***** Data supplied

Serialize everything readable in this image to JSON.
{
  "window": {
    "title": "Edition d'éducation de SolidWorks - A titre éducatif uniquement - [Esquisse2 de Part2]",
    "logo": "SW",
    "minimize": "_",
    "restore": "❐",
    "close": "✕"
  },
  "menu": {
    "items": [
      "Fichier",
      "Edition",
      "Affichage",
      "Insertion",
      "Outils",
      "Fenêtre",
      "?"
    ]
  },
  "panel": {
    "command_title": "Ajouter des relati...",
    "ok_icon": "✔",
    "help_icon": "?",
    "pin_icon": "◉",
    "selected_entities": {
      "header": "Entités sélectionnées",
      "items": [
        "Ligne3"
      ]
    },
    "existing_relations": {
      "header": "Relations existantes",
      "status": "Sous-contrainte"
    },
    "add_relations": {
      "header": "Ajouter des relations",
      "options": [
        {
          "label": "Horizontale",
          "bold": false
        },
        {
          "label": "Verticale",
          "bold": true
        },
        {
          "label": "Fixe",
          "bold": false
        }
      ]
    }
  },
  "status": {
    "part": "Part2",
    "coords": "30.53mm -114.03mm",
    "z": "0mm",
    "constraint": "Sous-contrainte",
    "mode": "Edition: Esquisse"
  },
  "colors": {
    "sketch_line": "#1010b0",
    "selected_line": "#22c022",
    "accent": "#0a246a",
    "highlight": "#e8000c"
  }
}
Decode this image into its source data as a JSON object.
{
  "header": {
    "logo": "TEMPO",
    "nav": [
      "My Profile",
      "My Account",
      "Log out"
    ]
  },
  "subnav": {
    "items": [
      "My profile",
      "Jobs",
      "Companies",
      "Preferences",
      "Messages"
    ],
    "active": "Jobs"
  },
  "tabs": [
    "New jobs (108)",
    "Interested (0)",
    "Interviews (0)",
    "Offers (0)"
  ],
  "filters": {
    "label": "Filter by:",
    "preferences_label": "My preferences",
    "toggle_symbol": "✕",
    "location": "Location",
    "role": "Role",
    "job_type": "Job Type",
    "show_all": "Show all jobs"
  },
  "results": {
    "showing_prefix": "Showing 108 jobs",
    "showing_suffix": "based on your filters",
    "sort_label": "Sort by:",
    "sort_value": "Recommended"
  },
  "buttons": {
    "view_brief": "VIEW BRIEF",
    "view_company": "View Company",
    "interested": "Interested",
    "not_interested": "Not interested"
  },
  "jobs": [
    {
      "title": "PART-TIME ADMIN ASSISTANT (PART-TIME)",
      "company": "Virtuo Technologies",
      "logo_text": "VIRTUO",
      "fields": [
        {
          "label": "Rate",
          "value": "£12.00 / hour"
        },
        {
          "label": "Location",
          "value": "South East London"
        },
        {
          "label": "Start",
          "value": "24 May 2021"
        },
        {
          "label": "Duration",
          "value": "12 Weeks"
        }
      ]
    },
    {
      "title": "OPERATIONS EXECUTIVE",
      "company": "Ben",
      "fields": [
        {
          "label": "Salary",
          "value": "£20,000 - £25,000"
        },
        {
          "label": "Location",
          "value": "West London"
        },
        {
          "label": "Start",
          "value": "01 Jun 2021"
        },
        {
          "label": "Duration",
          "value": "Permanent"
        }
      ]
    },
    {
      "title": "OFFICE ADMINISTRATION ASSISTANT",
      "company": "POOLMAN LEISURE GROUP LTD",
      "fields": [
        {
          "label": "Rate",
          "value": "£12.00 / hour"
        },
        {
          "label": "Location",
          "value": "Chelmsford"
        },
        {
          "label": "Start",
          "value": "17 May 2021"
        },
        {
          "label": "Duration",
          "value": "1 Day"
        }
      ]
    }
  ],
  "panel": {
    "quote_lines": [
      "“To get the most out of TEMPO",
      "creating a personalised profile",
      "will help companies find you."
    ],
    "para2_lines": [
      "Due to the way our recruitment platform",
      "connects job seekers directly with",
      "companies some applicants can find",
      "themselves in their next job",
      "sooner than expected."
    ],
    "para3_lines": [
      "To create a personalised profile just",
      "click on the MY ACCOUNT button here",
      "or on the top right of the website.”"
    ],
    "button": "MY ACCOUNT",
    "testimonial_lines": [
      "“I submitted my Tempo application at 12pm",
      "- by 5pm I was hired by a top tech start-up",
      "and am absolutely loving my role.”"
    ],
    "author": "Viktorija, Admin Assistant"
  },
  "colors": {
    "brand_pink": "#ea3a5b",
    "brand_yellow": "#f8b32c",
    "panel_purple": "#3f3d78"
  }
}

**********

Written request: Copy out each line that contains the word "header".

Written solution:
      "header": "Entités sélectionnées",
      "header": "Relations existantes",
      "header": "Ajouter des relations",
  "header": {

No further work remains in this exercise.